(Data extracted from a collection)

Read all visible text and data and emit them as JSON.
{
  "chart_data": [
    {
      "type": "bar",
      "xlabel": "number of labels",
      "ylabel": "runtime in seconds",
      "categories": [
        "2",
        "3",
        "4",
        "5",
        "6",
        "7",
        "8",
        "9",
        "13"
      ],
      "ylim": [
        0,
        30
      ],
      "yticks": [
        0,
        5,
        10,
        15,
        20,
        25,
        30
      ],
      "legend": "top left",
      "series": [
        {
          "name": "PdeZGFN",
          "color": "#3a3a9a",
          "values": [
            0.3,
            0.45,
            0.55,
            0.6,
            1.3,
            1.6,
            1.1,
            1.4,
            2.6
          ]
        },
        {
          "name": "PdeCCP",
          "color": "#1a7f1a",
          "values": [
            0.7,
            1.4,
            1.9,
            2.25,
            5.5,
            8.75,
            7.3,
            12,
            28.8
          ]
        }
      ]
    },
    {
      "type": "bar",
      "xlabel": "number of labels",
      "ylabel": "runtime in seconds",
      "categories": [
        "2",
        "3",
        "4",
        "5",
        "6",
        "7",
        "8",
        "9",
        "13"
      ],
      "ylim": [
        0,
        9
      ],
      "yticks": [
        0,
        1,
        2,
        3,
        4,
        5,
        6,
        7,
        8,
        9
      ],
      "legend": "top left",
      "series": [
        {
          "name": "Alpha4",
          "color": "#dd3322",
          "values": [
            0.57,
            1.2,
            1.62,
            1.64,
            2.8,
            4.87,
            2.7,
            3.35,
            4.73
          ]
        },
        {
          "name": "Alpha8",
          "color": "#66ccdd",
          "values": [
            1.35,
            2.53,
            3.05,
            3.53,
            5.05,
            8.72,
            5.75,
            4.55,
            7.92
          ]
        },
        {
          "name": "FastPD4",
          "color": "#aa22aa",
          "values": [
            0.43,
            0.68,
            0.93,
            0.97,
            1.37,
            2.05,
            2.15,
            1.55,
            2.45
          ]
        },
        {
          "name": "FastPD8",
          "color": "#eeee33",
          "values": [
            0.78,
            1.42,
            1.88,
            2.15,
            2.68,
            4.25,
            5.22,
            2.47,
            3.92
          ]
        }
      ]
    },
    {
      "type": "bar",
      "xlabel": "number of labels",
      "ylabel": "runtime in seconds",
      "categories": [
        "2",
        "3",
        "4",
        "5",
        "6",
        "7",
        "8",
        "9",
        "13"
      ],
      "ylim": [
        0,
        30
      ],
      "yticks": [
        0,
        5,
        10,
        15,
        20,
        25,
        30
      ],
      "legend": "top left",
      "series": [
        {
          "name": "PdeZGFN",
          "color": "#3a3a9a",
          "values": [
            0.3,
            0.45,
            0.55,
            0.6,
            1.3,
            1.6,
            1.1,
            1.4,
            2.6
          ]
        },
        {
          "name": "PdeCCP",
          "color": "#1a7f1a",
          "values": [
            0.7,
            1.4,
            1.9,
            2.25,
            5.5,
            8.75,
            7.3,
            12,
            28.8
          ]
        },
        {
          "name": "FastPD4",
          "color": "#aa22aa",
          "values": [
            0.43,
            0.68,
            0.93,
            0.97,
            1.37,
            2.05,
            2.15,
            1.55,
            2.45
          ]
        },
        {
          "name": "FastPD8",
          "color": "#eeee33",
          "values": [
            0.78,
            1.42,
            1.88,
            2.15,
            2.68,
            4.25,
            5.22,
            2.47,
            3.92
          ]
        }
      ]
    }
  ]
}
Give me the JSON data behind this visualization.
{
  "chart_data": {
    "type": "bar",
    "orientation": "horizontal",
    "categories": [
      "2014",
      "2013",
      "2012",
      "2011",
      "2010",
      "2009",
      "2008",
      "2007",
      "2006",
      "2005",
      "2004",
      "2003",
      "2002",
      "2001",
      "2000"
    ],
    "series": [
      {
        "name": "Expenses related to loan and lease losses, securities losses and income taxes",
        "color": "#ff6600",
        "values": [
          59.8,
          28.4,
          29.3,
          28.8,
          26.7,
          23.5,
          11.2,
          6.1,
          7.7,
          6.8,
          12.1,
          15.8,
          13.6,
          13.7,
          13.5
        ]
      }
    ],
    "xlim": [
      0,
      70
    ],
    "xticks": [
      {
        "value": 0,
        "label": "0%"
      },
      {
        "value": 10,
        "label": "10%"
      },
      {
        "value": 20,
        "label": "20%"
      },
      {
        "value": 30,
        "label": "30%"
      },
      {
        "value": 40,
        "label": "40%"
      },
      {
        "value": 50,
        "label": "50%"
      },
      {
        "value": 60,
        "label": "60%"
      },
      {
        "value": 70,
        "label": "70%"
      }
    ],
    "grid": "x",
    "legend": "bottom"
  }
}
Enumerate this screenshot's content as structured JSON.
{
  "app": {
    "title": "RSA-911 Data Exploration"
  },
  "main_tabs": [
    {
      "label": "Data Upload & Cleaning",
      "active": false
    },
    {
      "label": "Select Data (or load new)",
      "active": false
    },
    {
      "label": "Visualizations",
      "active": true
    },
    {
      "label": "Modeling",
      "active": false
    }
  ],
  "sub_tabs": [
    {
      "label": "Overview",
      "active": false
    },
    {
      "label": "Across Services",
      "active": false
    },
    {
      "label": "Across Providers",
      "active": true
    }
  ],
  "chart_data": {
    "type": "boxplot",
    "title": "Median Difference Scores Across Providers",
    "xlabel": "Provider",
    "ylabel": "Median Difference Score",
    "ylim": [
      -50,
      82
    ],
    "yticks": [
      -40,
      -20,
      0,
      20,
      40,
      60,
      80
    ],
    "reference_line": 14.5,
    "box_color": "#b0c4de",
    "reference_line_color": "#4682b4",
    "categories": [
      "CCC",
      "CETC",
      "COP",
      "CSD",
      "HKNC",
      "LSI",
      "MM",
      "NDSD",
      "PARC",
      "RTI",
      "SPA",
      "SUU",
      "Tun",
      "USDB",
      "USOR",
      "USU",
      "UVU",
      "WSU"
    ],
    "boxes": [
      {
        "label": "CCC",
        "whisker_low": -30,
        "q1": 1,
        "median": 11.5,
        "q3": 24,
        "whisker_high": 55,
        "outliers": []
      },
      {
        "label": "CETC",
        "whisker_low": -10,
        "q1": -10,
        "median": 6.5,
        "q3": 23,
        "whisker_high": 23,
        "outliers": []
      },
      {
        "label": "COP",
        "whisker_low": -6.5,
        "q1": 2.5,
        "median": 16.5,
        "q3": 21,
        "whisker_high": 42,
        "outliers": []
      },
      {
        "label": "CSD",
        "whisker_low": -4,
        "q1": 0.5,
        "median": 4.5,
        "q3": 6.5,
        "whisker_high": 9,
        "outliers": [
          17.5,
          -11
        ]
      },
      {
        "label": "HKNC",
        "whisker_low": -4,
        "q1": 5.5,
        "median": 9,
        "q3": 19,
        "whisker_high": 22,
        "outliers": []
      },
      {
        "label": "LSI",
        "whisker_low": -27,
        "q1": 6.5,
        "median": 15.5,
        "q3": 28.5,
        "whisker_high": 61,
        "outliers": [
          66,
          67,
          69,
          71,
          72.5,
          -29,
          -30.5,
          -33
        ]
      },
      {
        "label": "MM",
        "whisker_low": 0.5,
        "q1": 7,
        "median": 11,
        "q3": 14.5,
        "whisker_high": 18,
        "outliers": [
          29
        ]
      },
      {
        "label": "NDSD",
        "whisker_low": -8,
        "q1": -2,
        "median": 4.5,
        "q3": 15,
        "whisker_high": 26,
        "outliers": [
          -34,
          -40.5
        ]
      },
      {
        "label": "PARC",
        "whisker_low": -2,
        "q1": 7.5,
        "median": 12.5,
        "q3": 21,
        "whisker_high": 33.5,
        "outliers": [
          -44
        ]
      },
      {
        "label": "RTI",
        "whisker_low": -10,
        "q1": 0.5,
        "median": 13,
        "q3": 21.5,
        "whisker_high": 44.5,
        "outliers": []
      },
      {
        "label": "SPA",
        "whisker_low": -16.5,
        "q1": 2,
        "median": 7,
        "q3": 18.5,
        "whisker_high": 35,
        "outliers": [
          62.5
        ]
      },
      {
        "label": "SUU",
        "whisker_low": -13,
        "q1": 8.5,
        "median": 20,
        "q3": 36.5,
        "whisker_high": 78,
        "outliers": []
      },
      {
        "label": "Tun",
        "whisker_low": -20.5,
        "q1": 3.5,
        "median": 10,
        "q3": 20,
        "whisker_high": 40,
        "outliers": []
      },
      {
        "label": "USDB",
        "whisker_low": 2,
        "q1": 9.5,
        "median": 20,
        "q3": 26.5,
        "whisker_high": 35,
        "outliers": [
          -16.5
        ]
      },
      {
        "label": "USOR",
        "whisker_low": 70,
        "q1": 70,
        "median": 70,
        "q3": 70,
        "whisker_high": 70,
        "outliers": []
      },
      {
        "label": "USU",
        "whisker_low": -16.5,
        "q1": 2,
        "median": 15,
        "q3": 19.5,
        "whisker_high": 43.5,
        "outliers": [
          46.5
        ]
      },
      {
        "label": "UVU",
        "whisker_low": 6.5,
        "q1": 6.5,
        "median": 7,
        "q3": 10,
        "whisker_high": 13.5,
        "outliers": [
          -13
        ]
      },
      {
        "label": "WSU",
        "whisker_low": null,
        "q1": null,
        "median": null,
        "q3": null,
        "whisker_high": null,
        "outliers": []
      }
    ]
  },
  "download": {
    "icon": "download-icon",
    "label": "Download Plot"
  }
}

What is being asked: From the data above, gather every line that includes the word "Difference".

Problem solution:
    "title": "Median Difference Scores Across Providers",
    "ylabel": "Median Difference Score",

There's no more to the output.